Data excerpts
▶
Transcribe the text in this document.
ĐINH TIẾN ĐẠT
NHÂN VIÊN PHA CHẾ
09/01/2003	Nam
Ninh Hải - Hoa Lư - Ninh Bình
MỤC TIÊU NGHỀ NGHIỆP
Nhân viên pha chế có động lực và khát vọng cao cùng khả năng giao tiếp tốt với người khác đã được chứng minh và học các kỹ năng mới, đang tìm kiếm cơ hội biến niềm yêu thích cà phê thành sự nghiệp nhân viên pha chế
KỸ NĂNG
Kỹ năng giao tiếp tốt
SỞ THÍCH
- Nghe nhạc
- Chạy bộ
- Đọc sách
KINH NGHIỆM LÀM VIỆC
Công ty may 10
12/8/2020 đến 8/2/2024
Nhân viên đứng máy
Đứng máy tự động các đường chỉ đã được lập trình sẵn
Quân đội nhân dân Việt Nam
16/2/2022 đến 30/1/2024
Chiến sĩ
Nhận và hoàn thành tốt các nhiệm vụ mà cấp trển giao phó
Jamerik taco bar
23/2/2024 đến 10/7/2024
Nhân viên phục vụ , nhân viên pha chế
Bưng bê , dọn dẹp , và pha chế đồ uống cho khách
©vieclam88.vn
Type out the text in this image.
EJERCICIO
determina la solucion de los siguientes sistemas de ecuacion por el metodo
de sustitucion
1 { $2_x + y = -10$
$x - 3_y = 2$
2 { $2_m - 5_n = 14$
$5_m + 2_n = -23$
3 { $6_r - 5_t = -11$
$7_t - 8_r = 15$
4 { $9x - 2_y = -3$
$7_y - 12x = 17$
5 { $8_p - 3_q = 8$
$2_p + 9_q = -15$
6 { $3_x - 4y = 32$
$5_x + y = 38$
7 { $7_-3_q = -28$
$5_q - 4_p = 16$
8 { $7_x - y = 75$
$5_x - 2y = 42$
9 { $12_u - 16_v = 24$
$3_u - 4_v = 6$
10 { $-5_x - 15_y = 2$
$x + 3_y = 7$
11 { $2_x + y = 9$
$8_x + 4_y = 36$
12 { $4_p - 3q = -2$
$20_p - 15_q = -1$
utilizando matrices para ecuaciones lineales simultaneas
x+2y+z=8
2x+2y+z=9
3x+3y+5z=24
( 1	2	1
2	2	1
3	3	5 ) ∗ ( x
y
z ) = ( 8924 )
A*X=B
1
◀
Given task
Go through the records and copy each line with "được" in it.

Reply
Nhân viên pha chế có động lực và khát vọng cao cùng khả năng giao tiếp tốt với người khác đã được chứng minh và học các kỹ năng mới, đang tìm kiếm cơ hội biến niềm yêu thích cà phê thành sự nghiệp nhân viên pha chế
Đứng máy tự động các đường chỉ đã được lập trình sẵn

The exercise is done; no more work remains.